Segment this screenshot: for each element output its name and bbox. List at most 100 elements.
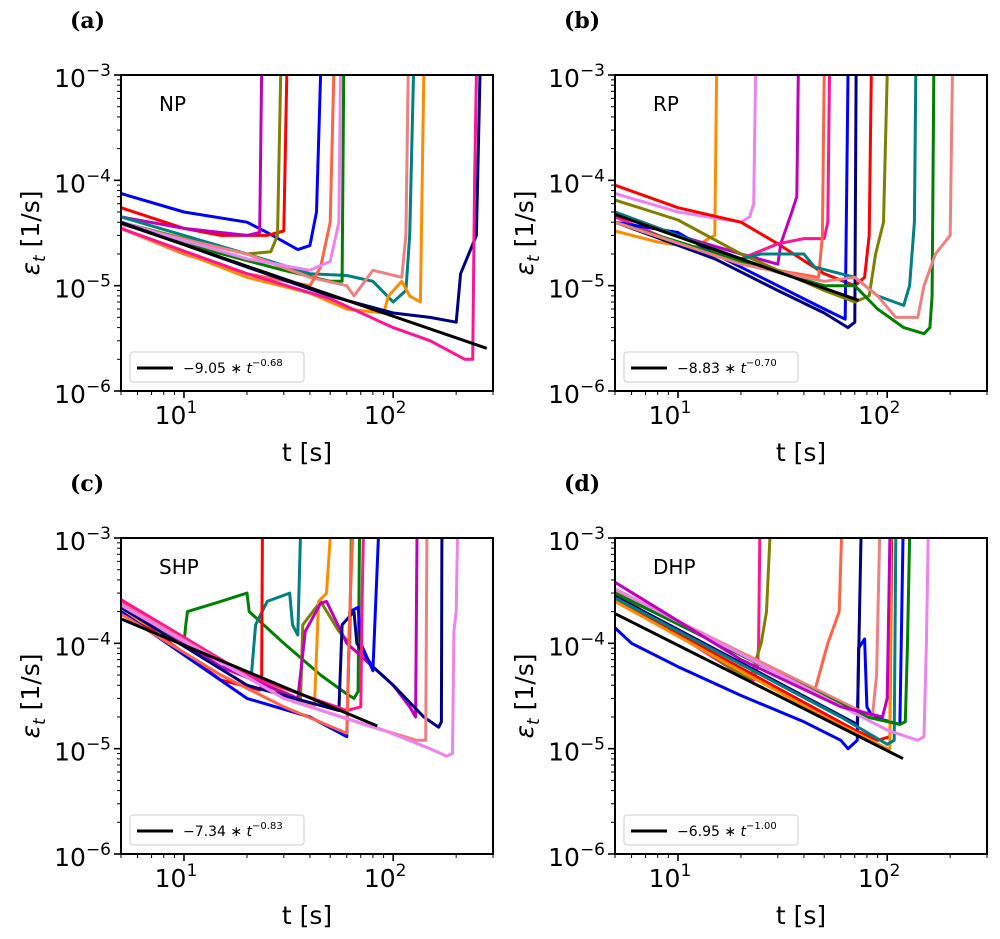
y-tick-exponent: −3 [580,524,605,544]
x-axis-label: t [s] [282,901,332,930]
y-tick-base: 10 [548,169,580,198]
y-tick-label: 10−4 [548,629,605,661]
y-tick-base: 10 [54,843,86,872]
series-line-12 [615,75,954,319]
x-tick-exponent: 1 [186,861,197,881]
series-line-3 [121,75,264,237]
y-axis-label: εt [1/s] [16,654,50,739]
series-line-10 [121,538,355,735]
y-tick-label: 10−4 [54,629,111,661]
x-tick-exponent: 1 [186,398,197,418]
legend-coef: −9.05 [183,361,226,377]
y-tick-base: 10 [54,738,86,767]
panel-annotation: DHP [653,555,696,579]
series-line-9 [615,75,889,304]
y-tick-label: 10−5 [548,735,605,767]
x-tick-base: 10 [364,401,396,430]
legend-var: t [247,361,253,377]
legend-exp: −0.83 [252,821,283,832]
fit-line [615,213,860,302]
legend-coef: −7.34 [183,824,226,840]
axes-frame [120,74,494,392]
legend-label: −7.34 ∗ t−0.83 [183,821,283,840]
x-tick-base: 10 [155,401,187,430]
series-line-12 [121,75,478,361]
y-tick-base: 10 [548,738,580,767]
y-label-unit: [1/s] [16,191,45,256]
y-tick-label: 10−4 [54,166,111,198]
y-tick-base: 10 [54,275,86,304]
legend-times: ∗ [720,824,741,840]
series-line-9 [121,75,342,272]
y-tick-exponent: −3 [86,61,111,81]
panel-annotation: SHP [159,555,199,579]
x-tick-label: 101 [155,861,198,893]
y-tick-base: 10 [54,632,86,661]
y-label-subscript: t [524,717,544,725]
legend: −7.34 ∗ t−0.83 [129,814,305,846]
y-tick-label: 10−3 [548,61,605,93]
y-tick-label: 10−3 [548,524,605,556]
y-tick-label: 10−6 [548,377,605,409]
legend: −8.83 ∗ t−0.70 [623,351,799,383]
series-line-12 [121,538,459,758]
series-line-1 [121,538,361,700]
legend-times: ∗ [226,361,247,377]
y-tick-base: 10 [548,64,580,93]
series-line-6 [615,538,882,719]
x-axis-label: t [s] [282,438,332,467]
panel-label: (d) [564,471,600,497]
legend-box [623,351,799,383]
y-tick-exponent: −6 [580,840,605,860]
y-tick-exponent: −3 [580,61,605,81]
x-tick-exponent: 1 [680,861,691,881]
y-axis-label: εt [1/s] [16,191,50,276]
x-tick-base: 10 [649,864,681,893]
y-label-subscript: t [524,254,544,262]
y-label-unit: [1/s] [510,654,539,719]
y-tick-label: 10−5 [54,735,111,767]
y-label-unit: [1/s] [510,191,539,256]
series-line-2 [615,75,758,224]
y-label-symbol: ε [510,725,539,739]
y-tick-exponent: −6 [86,377,111,397]
y-tick-exponent: −5 [580,735,605,755]
x-tick-base: 10 [364,864,396,893]
x-tick-exponent: 2 [890,861,901,881]
series-line-6 [121,538,419,719]
legend-label: −9.05 ∗ t−0.68 [183,358,283,377]
series-line-5 [121,75,415,304]
legend-box [129,351,305,383]
fit-line [615,612,904,760]
y-label-symbol: ε [510,262,539,276]
legend: −6.95 ∗ t−1.00 [623,814,799,846]
panel-label: (a) [70,8,105,34]
y-tick-exponent: −6 [86,840,111,860]
y-tick-exponent: −6 [580,377,605,397]
y-tick-exponent: −4 [580,166,605,186]
series-line-9 [615,538,898,746]
x-tick-base: 10 [858,864,890,893]
y-tick-label: 10−4 [548,166,605,198]
y-tick-base: 10 [548,380,580,409]
series-line-10 [121,75,426,315]
y-tick-label: 10−6 [54,377,111,409]
x-tick-exponent: 1 [680,398,691,418]
axes-frame [120,537,494,855]
y-tick-label: 10−5 [54,272,111,304]
legend-times: ∗ [720,361,741,377]
y-tick-base: 10 [54,64,86,93]
y-tick-base: 10 [548,527,580,556]
legend-box [623,814,799,846]
y-tick-exponent: −5 [86,735,111,755]
x-axis-label: t [s] [776,438,826,467]
legend-coef: −8.83 [677,361,720,377]
series-group [615,75,954,336]
x-tick-exponent: 2 [890,398,901,418]
legend-exp: −0.70 [746,358,777,369]
legend-exp: −1.00 [746,821,777,832]
y-tick-label: 10−6 [54,840,111,872]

◇ ◇ ◇ ◇ ◇ ◇ ◇

What is expected: Copy out every row above word for word, omitting the picture.

Answer:
Segment this screenshot: for each element output its name and bbox. List at most 100 elements.
y-tick-exponent: −3 [580,524,605,544]
x-axis-label: t [s] [282,901,332,930]
y-tick-base: 10 [548,169,580,198]
y-tick-label: 10−4 [548,629,605,661]
y-tick-base: 10 [54,843,86,872]
series-line-12 [615,75,954,319]
x-tick-exponent: 1 [186,861,197,881]
series-line-3 [121,75,264,237]
y-axis-label: εt [1/s] [16,654,50,739]
series-line-10 [121,538,355,735]
y-tick-label: 10−4 [54,629,111,661]
x-tick-exponent: 1 [186,398,197,418]
legend-coef: −9.05 [183,361,226,377]
y-tick-base: 10 [54,738,86,767]
panel-annotation: DHP [653,555,696,579]
series-line-9 [615,75,889,304]
y-tick-label: 10−5 [548,735,605,767]
x-tick-base: 10 [364,401,396,430]
legend-var: t [247,361,253,377]
legend-exp: −0.83 [252,821,283,832]
fit-line [615,213,860,302]
legend-coef: −7.34 [183,824,226,840]
axes-frame [120,74,494,392]
legend-label: −7.34 ∗ t−0.83 [183,821,283,840]
x-tick-base: 10 [155,401,187,430]
series-line-12 [121,75,478,361]
y-tick-base: 10 [548,738,580,767]
y-label-unit: [1/s] [16,191,45,256]
y-tick-label: 10−4 [54,166,111,198]
y-tick-base: 10 [54,275,86,304]
legend-times: ∗ [720,824,741,840]
series-line-9 [121,75,342,272]
y-tick-exponent: −3 [86,61,111,81]
panel-annotation: SHP [159,555,199,579]
x-tick-label: 101 [155,861,198,893]
y-tick-base: 10 [54,632,86,661]
y-label-subscript: t [524,717,544,725]
legend: −7.34 ∗ t−0.83 [129,814,305,846]
y-tick-label: 10−3 [548,61,605,93]
y-tick-label: 10−3 [548,524,605,556]
y-tick-label: 10−6 [548,377,605,409]
legend: −8.83 ∗ t−0.70 [623,351,799,383]
series-line-12 [121,538,459,758]
series-line-1 [121,538,361,700]
legend-times: ∗ [226,361,247,377]
y-tick-base: 10 [548,64,580,93]
series-line-6 [615,538,882,719]
x-axis-label: t [s] [282,438,332,467]
panel-label: (d) [564,471,600,497]
legend-box [623,351,799,383]
y-tick-exponent: −6 [580,840,605,860]
y-tick-exponent: −3 [580,61,605,81]
x-tick-exponent: 1 [680,861,691,881]
y-axis-label: εt [1/s] [16,191,50,276]
x-tick-base: 10 [649,864,681,893]
y-label-subscript: t [524,254,544,262]
y-label-unit: [1/s] [510,654,539,719]
y-tick-label: 10−5 [54,735,111,767]
y-label-unit: [1/s] [510,191,539,256]
series-line-2 [615,75,758,224]
y-label-symbol: ε [510,725,539,739]
y-tick-exponent: −6 [86,377,111,397]
y-tick-exponent: −5 [580,735,605,755]
x-tick-base: 10 [364,864,396,893]
x-tick-exponent: 2 [890,861,901,881]
series-line-6 [121,538,419,719]
legend-label: −9.05 ∗ t−0.68 [183,358,283,377]
series-line-5 [121,75,415,304]
legend-box [129,351,305,383]
fit-line [615,612,904,760]
y-label-symbol: ε [510,262,539,276]
legend: −6.95 ∗ t−1.00 [623,814,799,846]
panel-label: (a) [70,8,105,34]
y-tick-exponent: −6 [86,840,111,860]
y-tick-exponent: −6 [580,377,605,397]
y-tick-exponent: −4 [580,166,605,186]
series-line-9 [615,538,898,746]
x-tick-base: 10 [858,864,890,893]
y-tick-label: 10−4 [548,166,605,198]
y-tick-base: 10 [548,380,580,409]
series-line-10 [121,75,426,315]
y-tick-label: 10−6 [54,377,111,409]
x-tick-exponent: 1 [680,398,691,418]
axes-frame [120,537,494,855]
y-tick-label: 10−5 [54,272,111,304]
legend-times: ∗ [720,361,741,377]
y-tick-base: 10 [54,64,86,93]
y-tick-base: 10 [548,527,580,556]
legend-box [623,814,799,846]
y-tick-exponent: −5 [86,735,111,755]
x-axis-label: t [s] [776,438,826,467]
legend-coef: −8.83 [677,361,720,377]
series-group [615,75,954,336]
x-tick-exponent: 2 [890,398,901,418]
legend-exp: −0.70 [746,358,777,369]
legend-exp: −1.00 [746,821,777,832]
y-tick-label: 10−6 [54,840,111,872]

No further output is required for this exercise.